» FRAGMENTO SELECCIONADO

No conocí a Rafael Solana pero me hubiera gustado ser su amigo; no sólo para disfrutar el conversar de nuestras coincidencias y disidencias sobre los méritos o deméritos de una función de ópera durante una reposada y larga cena que nos sirviera para asimilar la adrenalina, que, aunque no lo crean los cantantes, algunos de los que asistimos a la ópera, también la producimos en cantidades ingentes, sino también por calificar entre aquéllos a quienes regaló esta obra en las fiestas decembrinas de 1962.
El título del libro es exacto ya que no se limita a las óperas
de Verdi, pues incluye el “Inno de le le nazioni”, compuesto para la Exhibición
Internacional de Londres de 1862; la Messa da Requiem para su admirado Manzoni,
cuya novela “I promessi sposi” veneraba; las “Quatro pezzi sacri” estrenadas en
París en 1898; y su cuarteto de cuerdas compuesto en 1873, pieza que hoy día no
sólo no se escucha, sino que es prácticamente desconocido. El análisis inteligente
de la obra de Verdi le permite ir tejiendo una biografía concisa del
compositor; en su nacimiento elabora acerca de la fecha que hasta el propio
Verdi confundía; narra con simpatía hacia el músico sus años de mayores
desgracias, que incluyen la muerte de su primera esposa, Margherita Barezzi y
sus dos hijos, así como el fracaso estrepitoso de “Un giorno di regno”.

» DATOS MOSTRADOS

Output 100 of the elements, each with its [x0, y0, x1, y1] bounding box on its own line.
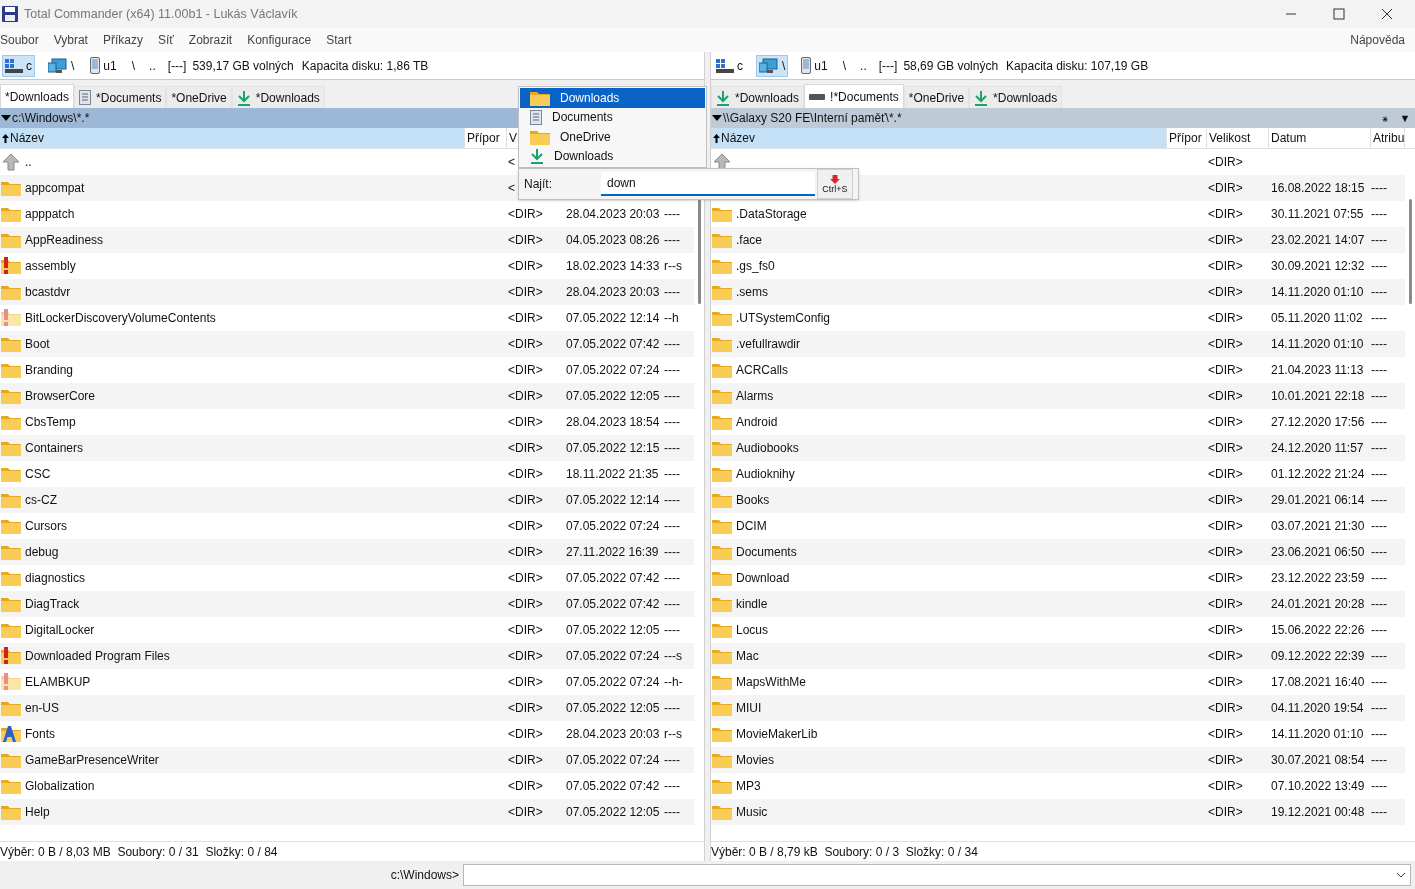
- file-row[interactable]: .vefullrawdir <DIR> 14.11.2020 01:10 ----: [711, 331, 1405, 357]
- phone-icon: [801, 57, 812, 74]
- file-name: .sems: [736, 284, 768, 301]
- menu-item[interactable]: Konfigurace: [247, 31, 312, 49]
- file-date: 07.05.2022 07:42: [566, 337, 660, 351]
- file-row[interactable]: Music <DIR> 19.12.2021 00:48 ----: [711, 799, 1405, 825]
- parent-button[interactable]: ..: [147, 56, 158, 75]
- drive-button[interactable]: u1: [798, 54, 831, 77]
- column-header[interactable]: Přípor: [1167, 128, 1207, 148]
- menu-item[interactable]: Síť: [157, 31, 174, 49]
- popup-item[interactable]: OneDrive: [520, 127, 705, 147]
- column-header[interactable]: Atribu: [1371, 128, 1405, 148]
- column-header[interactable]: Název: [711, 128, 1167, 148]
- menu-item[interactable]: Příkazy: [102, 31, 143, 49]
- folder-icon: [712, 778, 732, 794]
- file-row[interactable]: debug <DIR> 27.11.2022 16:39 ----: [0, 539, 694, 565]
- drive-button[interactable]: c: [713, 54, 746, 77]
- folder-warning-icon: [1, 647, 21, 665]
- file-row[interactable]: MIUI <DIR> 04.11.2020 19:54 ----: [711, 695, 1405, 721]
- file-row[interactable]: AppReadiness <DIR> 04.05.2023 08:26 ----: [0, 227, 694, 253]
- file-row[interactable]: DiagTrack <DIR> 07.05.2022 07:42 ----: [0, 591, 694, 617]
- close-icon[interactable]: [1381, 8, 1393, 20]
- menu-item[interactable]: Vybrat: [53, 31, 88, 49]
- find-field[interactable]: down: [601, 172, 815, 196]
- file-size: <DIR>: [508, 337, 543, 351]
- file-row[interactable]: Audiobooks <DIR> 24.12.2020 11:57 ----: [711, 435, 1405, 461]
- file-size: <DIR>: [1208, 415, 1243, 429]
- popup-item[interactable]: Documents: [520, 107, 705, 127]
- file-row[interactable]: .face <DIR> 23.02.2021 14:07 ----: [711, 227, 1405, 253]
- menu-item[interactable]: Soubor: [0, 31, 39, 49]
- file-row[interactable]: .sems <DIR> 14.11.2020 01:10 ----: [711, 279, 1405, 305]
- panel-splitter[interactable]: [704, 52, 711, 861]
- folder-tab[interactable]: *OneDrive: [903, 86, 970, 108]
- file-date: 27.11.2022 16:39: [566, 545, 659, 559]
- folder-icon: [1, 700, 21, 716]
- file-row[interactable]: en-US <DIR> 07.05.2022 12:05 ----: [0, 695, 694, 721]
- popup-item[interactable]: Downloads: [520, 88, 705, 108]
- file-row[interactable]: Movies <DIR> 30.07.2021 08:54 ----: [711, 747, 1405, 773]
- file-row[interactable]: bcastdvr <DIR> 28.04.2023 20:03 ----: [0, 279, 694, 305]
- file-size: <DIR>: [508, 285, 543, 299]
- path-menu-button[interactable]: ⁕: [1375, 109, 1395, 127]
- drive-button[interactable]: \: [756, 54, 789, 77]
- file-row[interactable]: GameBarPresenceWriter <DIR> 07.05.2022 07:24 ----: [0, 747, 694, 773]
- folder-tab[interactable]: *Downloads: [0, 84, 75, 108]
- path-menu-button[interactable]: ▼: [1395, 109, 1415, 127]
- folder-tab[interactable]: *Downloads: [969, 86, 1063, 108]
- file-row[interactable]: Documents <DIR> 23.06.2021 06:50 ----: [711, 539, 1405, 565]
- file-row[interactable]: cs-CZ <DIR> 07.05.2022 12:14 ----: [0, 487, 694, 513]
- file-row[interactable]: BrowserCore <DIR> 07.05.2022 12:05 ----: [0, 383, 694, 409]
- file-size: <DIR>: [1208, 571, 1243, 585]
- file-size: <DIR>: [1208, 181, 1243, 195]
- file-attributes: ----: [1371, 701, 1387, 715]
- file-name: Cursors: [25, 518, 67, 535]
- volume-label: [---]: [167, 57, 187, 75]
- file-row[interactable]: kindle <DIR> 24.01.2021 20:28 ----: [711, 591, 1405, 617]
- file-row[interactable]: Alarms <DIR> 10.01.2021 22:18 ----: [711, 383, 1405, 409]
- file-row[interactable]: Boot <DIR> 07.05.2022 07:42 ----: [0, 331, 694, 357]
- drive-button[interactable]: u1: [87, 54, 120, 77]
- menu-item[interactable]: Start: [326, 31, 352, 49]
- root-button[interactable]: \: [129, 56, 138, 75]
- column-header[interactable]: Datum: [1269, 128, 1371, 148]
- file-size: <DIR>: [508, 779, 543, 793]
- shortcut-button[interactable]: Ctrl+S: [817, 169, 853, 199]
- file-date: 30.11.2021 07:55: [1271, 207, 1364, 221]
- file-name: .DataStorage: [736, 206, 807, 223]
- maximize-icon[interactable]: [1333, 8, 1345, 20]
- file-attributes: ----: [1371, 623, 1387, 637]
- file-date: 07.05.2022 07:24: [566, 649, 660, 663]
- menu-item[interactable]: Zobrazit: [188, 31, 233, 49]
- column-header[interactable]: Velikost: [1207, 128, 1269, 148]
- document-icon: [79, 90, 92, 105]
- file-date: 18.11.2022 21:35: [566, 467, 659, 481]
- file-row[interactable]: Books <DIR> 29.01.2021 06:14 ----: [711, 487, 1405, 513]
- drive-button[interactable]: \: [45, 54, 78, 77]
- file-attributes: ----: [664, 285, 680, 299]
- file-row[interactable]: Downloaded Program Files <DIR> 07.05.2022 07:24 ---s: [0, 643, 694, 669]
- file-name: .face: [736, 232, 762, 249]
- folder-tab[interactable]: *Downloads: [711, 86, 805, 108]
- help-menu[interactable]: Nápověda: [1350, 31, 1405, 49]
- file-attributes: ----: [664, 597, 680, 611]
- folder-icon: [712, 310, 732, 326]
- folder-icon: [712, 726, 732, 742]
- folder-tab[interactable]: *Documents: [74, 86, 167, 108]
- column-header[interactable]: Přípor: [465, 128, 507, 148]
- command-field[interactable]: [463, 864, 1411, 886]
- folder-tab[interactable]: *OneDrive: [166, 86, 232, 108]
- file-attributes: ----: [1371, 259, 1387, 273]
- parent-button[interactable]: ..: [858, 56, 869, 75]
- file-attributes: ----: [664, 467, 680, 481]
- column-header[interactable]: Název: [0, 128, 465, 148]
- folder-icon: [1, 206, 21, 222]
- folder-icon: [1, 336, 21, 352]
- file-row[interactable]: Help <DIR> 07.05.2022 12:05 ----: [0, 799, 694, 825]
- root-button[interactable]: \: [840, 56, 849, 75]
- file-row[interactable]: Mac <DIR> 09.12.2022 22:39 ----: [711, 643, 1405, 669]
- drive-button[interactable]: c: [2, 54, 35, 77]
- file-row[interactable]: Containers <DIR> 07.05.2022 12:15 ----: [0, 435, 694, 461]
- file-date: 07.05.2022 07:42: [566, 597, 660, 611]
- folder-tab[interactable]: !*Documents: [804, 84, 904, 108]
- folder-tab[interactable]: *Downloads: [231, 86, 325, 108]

--

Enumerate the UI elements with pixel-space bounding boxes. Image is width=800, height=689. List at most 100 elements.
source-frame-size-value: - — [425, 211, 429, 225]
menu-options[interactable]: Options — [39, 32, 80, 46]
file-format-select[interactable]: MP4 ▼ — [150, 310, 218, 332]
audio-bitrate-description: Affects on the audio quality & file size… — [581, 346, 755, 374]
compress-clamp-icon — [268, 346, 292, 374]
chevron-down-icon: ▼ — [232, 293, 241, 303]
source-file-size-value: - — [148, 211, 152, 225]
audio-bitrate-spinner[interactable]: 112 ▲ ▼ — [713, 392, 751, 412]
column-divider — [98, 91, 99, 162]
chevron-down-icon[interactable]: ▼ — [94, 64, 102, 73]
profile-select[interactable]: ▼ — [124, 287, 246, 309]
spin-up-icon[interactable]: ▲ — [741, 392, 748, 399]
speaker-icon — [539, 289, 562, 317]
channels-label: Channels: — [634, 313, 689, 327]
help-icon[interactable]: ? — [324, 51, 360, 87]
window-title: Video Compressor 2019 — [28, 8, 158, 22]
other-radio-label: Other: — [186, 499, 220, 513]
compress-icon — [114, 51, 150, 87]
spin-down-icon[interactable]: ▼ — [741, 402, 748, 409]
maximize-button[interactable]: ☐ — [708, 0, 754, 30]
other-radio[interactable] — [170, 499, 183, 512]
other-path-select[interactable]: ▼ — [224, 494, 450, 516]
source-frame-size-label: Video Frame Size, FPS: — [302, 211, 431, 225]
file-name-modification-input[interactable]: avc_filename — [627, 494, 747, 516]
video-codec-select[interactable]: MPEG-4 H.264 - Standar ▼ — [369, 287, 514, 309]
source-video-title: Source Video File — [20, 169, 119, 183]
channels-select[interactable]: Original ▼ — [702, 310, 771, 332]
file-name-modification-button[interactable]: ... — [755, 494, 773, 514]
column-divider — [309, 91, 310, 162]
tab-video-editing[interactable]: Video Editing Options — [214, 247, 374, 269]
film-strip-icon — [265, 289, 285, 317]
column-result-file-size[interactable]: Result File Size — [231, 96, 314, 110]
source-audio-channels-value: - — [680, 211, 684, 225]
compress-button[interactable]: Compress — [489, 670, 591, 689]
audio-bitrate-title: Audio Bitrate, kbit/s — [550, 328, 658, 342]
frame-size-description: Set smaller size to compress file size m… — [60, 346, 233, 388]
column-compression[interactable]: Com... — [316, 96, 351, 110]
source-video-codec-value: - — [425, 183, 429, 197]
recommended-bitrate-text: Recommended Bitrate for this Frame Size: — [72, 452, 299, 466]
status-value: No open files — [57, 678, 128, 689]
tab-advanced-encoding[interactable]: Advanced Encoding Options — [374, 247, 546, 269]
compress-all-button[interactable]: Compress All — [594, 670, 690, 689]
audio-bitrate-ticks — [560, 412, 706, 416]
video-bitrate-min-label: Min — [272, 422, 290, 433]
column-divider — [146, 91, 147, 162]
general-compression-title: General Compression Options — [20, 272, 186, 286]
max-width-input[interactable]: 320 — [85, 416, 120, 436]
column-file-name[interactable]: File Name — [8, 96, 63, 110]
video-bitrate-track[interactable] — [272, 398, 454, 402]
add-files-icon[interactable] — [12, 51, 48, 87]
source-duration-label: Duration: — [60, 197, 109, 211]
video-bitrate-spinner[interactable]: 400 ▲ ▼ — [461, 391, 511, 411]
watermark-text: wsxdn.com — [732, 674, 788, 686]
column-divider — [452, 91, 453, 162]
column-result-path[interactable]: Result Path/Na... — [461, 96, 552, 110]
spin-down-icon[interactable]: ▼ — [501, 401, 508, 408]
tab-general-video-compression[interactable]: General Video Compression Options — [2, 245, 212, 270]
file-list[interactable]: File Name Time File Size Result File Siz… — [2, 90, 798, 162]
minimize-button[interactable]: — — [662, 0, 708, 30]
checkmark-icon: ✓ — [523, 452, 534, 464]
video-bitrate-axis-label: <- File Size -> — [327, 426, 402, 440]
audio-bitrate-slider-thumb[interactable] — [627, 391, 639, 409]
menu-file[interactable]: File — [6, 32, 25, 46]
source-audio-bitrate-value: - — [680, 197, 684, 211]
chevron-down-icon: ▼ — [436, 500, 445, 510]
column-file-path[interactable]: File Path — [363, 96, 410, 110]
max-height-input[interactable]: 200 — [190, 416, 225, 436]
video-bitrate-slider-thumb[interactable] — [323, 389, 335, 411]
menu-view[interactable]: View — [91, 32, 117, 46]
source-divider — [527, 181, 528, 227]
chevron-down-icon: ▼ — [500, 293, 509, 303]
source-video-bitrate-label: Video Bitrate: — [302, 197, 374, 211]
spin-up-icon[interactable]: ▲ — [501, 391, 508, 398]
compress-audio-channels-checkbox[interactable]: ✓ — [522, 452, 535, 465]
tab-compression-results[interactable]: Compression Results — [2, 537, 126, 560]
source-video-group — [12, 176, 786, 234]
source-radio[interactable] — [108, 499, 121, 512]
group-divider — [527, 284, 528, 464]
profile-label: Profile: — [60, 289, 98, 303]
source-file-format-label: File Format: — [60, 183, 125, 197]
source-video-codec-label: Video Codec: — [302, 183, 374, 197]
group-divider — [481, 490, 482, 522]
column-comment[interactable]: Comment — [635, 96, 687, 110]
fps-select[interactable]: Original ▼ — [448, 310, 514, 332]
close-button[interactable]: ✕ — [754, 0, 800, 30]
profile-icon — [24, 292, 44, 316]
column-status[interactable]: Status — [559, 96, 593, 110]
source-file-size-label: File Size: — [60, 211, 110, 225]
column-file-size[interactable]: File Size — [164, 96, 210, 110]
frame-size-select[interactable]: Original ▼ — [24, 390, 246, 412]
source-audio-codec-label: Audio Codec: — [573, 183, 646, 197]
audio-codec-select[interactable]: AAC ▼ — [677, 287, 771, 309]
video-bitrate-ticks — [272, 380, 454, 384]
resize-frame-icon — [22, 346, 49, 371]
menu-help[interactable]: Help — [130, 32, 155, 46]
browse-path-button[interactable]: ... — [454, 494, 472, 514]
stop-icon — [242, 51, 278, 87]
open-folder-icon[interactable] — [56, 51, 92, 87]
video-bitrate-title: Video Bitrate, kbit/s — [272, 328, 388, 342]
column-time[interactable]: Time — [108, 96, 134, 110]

...

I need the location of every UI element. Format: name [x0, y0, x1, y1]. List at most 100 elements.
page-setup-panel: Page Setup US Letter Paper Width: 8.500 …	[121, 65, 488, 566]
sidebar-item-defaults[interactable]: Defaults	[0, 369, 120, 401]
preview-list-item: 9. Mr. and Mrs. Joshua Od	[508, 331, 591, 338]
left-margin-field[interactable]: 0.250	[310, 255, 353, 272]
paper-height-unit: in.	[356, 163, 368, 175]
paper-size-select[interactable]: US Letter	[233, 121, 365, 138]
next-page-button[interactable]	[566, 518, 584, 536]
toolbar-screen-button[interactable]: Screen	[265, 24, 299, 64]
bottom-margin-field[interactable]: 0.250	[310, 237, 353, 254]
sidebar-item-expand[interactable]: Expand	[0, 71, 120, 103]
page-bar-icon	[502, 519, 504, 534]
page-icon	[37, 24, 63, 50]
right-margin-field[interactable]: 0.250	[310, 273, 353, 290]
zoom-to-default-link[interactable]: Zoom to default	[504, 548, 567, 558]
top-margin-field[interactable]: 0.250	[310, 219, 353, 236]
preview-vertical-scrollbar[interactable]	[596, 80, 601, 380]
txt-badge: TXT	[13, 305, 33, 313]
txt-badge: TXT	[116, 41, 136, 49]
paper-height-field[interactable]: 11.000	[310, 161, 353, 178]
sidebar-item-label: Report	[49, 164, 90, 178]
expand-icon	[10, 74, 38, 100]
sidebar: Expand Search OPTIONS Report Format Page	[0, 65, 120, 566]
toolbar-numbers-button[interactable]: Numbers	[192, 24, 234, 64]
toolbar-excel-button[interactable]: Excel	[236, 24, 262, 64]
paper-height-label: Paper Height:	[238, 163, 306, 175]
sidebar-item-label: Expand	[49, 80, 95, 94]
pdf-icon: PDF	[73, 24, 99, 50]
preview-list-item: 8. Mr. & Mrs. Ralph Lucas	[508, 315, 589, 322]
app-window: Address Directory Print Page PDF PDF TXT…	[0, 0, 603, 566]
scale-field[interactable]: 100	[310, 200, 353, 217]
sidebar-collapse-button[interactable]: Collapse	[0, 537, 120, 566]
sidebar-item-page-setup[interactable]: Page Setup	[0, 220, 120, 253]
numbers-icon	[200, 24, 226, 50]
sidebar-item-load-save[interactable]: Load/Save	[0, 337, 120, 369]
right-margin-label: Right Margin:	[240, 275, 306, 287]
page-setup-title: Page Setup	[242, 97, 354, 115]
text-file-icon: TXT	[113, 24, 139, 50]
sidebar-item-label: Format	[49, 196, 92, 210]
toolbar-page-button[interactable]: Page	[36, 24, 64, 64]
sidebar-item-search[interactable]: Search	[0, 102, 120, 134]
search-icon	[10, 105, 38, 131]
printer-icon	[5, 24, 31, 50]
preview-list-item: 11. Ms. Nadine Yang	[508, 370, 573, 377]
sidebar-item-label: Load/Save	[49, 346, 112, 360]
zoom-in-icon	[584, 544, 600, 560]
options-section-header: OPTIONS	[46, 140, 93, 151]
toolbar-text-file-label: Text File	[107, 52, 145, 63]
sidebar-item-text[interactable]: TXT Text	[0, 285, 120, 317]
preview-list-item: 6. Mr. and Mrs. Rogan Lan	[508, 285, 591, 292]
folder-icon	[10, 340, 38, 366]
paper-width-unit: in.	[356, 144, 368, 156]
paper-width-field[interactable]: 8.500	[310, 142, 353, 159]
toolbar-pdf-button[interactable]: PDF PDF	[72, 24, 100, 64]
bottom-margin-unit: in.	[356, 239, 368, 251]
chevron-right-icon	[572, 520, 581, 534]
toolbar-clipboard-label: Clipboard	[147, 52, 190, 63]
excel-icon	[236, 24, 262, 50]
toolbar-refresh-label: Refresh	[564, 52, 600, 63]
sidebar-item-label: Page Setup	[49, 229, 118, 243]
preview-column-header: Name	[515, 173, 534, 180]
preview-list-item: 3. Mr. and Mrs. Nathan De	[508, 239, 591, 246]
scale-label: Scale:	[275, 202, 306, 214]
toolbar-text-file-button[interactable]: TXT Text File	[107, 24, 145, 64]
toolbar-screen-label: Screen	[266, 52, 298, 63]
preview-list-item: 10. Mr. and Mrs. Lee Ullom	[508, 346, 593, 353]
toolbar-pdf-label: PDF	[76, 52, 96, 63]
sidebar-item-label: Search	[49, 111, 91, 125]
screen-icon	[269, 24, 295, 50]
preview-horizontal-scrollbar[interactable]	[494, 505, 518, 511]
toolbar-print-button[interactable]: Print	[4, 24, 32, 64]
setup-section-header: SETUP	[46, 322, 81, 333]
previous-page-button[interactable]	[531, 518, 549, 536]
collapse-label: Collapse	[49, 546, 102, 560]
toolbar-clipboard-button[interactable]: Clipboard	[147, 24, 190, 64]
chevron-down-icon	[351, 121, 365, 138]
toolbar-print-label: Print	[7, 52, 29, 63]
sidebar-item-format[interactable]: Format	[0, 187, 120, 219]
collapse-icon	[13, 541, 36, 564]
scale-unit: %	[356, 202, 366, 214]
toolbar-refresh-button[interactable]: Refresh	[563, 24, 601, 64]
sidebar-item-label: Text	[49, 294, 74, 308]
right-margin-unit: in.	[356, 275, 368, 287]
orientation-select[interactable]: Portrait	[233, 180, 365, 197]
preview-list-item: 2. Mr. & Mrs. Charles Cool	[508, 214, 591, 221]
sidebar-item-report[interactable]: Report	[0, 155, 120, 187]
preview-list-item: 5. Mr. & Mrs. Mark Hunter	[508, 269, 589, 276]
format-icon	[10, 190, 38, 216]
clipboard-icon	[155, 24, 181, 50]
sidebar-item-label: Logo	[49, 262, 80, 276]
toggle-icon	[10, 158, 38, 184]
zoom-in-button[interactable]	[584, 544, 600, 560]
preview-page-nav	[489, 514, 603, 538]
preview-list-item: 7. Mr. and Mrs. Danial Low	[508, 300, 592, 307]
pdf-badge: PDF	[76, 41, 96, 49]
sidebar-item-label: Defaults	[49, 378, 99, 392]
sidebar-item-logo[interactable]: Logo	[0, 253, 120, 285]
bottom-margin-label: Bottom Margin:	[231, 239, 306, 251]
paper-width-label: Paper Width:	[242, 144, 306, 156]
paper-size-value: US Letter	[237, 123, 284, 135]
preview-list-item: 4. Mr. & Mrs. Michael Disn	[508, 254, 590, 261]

» OBJETIVO 1
Según el fragmento sobre la obra de Verdi, ¿cómo se llamaba la primera esposa del compositor?
» OBJETIVO 2
Prosiga el fragmento sobre la obra de Verdi a partir de su última oración.
Las filas no desempeñan papel alguno en esta labor.

» RESPUESTA 1
Margherita Barezzi.

» RESPUESTA 2
Un aspecto muy interesante del libro es el permitirnos
ver los gustos y preferencias del público de mediados del siglo pasado, así como
el acercamiento que a la ópera tenían los aficionados, unos más letrados que otros,
comparándolos con los de nuestros días. Hay cosas que no han cambiado, “Les
Vêpres Siciliennes” continúan siendo una rareza en nuestros días en el mundo, y
no sólo en México. “Rigoletto”, “Il trovatore” y “La traviata” siguen siendo
sus más populares obras en México y también en el mundo; tan sólo de la última,
“la extraviada”, este mayo tuvimos producciones en León y Puebla, y otra a
piano en Chilpancingo, y tendremos aquí en el Palacio de Bellas Artes “Il
trovatore” y “Rigoletto” más tarde este mismo año. Coincido con Rafael Solana,
como gran parte de los que nos consideramos letrados en esto de la ópera, en
que sus dos óperas finales, “Otello” y “Falstaff” son la culminación de su
carrera. Perdón por la digresión pero aún recuerdo que una señora encopetada me
comentó hace años en una función de “Falstaff” que le aburría pues “es una
ópera sin arias”.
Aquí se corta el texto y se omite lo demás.